◆ Given instruction A ◆
In the interview excerpt about the oven's firmware, why did Colin O'Flynn build a small test board instead of working directly on the oven?
◆ Given instruction B ◆
Can you carry on the interview about extracting the oven's firmware from the point where the excerpt ends?

◆ Excerpt provided ◆
╭──

Colin O’Flynn: Exactly. And I’m sure it’s just the code has been compiled and I’m sure it’s the same, almost same code. As, I said, my parents had a more recent version of this oven and that version has a, I think it’s an arm based microcontroller in it. It’s a little more recent there, but it seems to have the same program flow flaw.

I suspect this is like “ovencontrol.c,” compiled for …everything.[00:16:00]

Paul Roberts: So you were able to bypass these controls, these safety locks, basically, that Samsung had put in place to prevent you from getting access to the embedded firmware. How long did that take you, and how many tries? I remember talking to Charlie Miller and Chris Valasek about their Jeep Cherokee work, and they talked about how many times they bricked end unit that they were using to try and get to the canvas and having to keep bringing it back into the dealership and be like, Oh, the radio is not working.

Colin O’Flynn: Yeah,

Paul Roberts: were you, was that the case here? Were there, were you bricking your oven or were you able to extract it without too much trouble?

Colin O’Flynn: It wasn’t too bad. So I did make the other cheat I did is I made a little. Test board. So I found because the oven control board is like 200 ish. If you have to buy a new one and I made a little board that kind of had the chip on it, right? It’s a test. So, then I could at least do it didn’t have the firmware, but I could set similar things to all [00:17:00] my testing on that.

Although it did turn out that there was when you bypass one of the features, there’s a chance you erase it. And on my little test board, it rarely happened. Yeah. And on my I bought that spare board off Ebay, it didn’t happen. But the first time I did it on the real oven, of course, it just bricked it.

So then I, and I think that was like 8 PM at night. So the repair shop locally is closed that has a part. And I was way too overconfident because my wife had actually was going to bake something that I said, Oh, let me fix. Let me put the fixed firmer on it. Let’s try this.

Paul Roberts: Yeah.

Colin O’Flynn: And then it was like, yeah, what about tomorrow?

Paul Roberts: The pressure’s

Colin O’Flynn: Yeah, so it just, erased. And then finally, when I got the replacement board, it turned out they actually, they didn’t, they only enabled one of the security features. So they, stopped enabling both of them. Which I think, so the feature that they originally had enabled would have prevented them from reading out anything.

When I got the second board, [00:18:00] and I suspect maybe they had some issue with returns and they wanted to see, hey are these getting corrupted? Like the flash firmware, is it getting corrupted or something? I think they didn’t enable the second feature so they could do that analysis is my guess anyway.

Paul Roberts: So when you took a look at this firmware from the oven what were you able to determine about how it was written? One of the things you say in your presentation is your oven is our ovens are lying to us, right? So at some level, these. Devices are being programmed to represent a certain operating state, but that may not really reflect what’s actually going on in this case in the oven.

Could you actually see that happening in, in the code that like the actual temperature was not being relayed or it was what, were [00:19:00] you able to discern about the operation of the oven just from the firmware you extracted?

╰──

◆ Supplied material ◆

╭──

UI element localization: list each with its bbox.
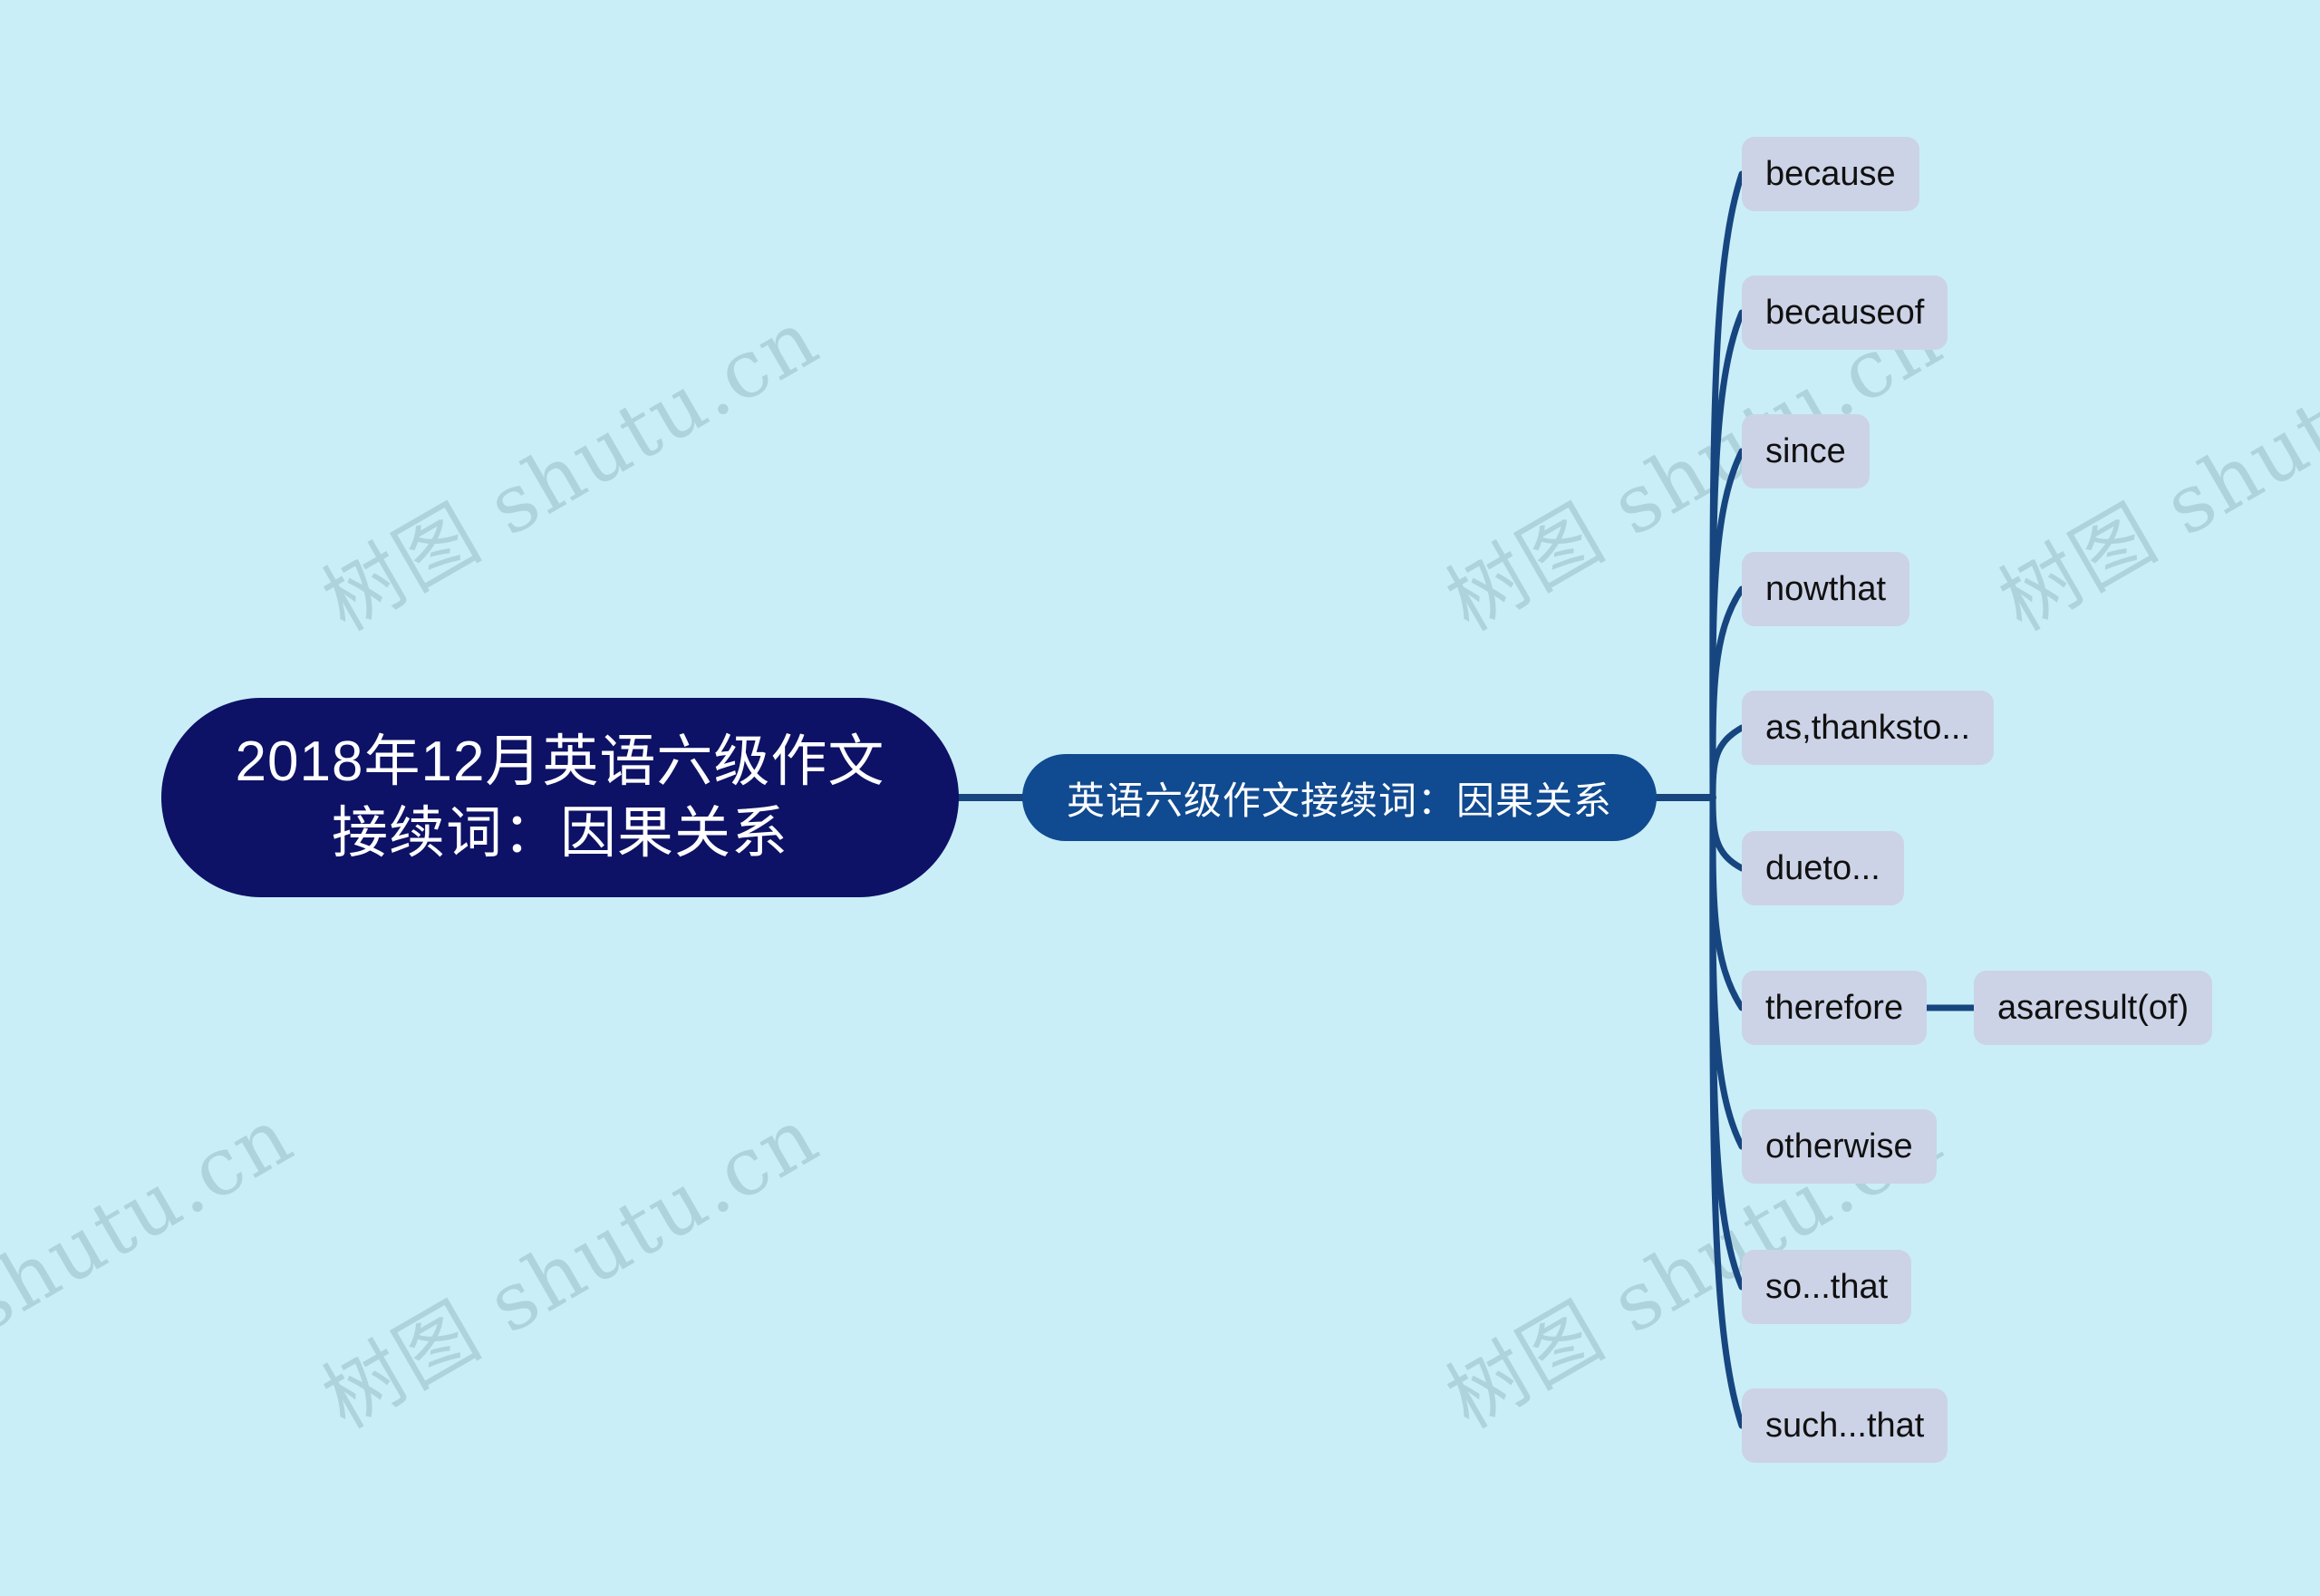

╰──

◆ Expected output A ◆
A replacement oven control board costs about 200, so he made a small board carrying the same chip to run his testing on. It lacked the firmware, but he could set it up in a similar way and avoid risking the expensive part.

◆ Expected output B ◆
Colin O’Flynn: so it was interesting. You could actually find luckily because it’s a pretty simple old code. I basically wrote a little monitor that would dump memories. To a serial port that was on the oven. And with that, I could actually see eventually find where it’s storing the firm, the temperature in memory.

So I could make these plots of here’s the actual temperature, right? And actually, when it’s turning on and off the elements. So you could see. And even without looking at the code flow you could see which, is the original question I wanted to answer was is it the temperature sensor?

Because I don’t think it is. And I

Paul Roberts: it wasn’t.

Colin O’Flynn: Yeah, it’s right. it’s reading correctly. The only thing it doesn’t. And this might have been one of the reasons they have this, cheat in there where they don’t show the varying temperature when the heater turns on. I think due to electrical noise, it’s like the temperature goes off by 15 or 20 degrees.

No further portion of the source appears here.